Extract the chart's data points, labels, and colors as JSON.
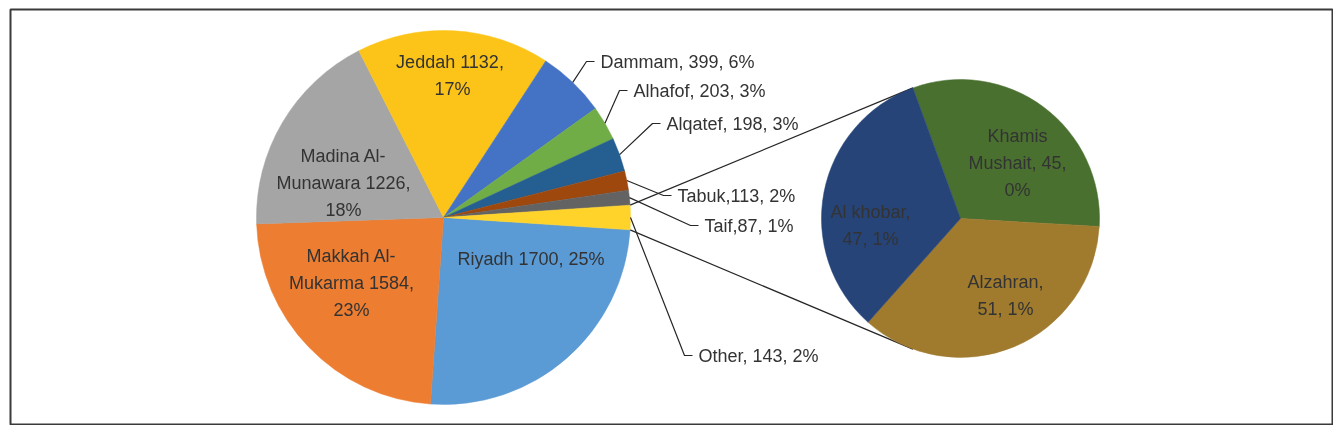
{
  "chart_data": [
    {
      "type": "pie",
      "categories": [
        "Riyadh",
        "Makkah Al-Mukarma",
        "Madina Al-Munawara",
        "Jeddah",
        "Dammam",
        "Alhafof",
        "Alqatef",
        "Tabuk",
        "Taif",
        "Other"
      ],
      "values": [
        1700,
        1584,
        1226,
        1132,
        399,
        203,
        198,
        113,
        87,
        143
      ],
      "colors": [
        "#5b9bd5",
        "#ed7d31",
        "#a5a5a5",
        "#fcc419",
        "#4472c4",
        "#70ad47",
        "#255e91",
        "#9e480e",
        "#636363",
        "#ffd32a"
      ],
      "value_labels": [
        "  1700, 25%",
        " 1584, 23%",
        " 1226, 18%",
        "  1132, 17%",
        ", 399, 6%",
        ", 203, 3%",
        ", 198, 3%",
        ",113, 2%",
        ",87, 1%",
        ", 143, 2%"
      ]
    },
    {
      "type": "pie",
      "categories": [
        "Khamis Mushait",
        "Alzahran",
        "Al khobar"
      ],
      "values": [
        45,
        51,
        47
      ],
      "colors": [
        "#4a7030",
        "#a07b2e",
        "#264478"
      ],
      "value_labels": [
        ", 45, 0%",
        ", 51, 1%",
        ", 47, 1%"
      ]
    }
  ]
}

#### Problem to work on:
All the records above need to be given again word for word. Skip the pictures.

#### Result of this task:
Extract the chart's data points, labels, and colors as JSON.
{
  "chart_data": [
    {
      "type": "pie",
      "categories": [
        "Riyadh",
        "Makkah Al-Mukarma",
        "Madina Al-Munawara",
        "Jeddah",
        "Dammam",
        "Alhafof",
        "Alqatef",
        "Tabuk",
        "Taif",
        "Other"
      ],
      "values": [
        1700,
        1584,
        1226,
        1132,
        399,
        203,
        198,
        113,
        87,
        143
      ],
      "colors": [
        "#5b9bd5",
        "#ed7d31",
        "#a5a5a5",
        "#fcc419",
        "#4472c4",
        "#70ad47",
        "#255e91",
        "#9e480e",
        "#636363",
        "#ffd32a"
      ],
      "value_labels": [
        "  1700, 25%",
        " 1584, 23%",
        " 1226, 18%",
        "  1132, 17%",
        ", 399, 6%",
        ", 203, 3%",
        ", 198, 3%",
        ",113, 2%",
        ",87, 1%",
        ", 143, 2%"
      ]
    },
    {
      "type": "pie",
      "categories": [
        "Khamis Mushait",
        "Alzahran",
        "Al khobar"
      ],
      "values": [
        45,
        51,
        47
      ],
      "colors": [
        "#4a7030",
        "#a07b2e",
        "#264478"
      ],
      "value_labels": [
        ", 45, 0%",
        ", 51, 1%",
        ", 47, 1%"
      ]
    }
  ]
}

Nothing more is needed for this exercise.